Print out the material that follows word for word.

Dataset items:
## BEGIN

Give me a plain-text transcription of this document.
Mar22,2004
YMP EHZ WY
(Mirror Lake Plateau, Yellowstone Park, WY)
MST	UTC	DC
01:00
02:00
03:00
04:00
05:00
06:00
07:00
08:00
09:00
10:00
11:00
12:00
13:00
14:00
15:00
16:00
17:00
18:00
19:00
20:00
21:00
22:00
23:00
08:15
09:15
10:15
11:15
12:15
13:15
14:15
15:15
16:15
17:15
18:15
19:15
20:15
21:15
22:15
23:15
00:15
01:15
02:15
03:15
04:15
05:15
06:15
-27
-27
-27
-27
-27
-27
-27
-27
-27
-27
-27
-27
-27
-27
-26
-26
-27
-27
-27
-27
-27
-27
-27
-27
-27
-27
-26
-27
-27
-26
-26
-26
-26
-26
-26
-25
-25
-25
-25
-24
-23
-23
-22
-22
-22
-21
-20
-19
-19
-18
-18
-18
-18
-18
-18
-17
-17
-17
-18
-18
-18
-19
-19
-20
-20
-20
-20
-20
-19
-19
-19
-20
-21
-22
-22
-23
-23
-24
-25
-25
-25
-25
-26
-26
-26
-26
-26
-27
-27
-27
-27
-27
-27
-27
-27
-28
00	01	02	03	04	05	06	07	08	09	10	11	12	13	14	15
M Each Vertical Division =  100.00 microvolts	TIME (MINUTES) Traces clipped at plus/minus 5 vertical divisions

## END

**Reply to the exercise**
Give me a plain-text transcription of this document.
Mar22,2004
YMP EHZ WY
(Mirror Lake Plateau, Yellowstone Park, WY)
MST	UTC	DC
01:00
02:00
03:00
04:00
05:00
06:00
07:00
08:00
09:00
10:00
11:00
12:00
13:00
14:00
15:00
16:00
17:00
18:00
19:00
20:00
21:00
22:00
23:00
08:15
09:15
10:15
11:15
12:15
13:15
14:15
15:15
16:15
17:15
18:15
19:15
20:15
21:15
22:15
23:15
00:15
01:15
02:15
03:15
04:15
05:15
06:15
-27
-27
-27
-27
-27
-27
-27
-27
-27
-27
-27
-27
-27
-27
-26
-26
-27
-27
-27
-27
-27
-27
-27
-27
-27
-27
-26
-27
-27
-26
-26
-26
-26
-26
-26
-25
-25
-25
-25
-24
-23
-23
-22
-22
-22
-21
-20
-19
-19
-18
-18
-18
-18
-18
-18
-17
-17
-17
-18
-18
-18
-19
-19
-20
-20
-20
-20
-20
-19
-19
-19
-20
-21
-22
-22
-23
-23
-24
-25
-25
-25
-25
-26
-26
-26
-26
-26
-27
-27
-27
-27
-27
-27
-27
-27
-28
00	01	02	03	04	05	06	07	08	09	10	11	12	13	14	15
M Each Vertical Division =  100.00 microvolts	TIME (MINUTES) Traces clipped at plus/minus 5 vertical divisions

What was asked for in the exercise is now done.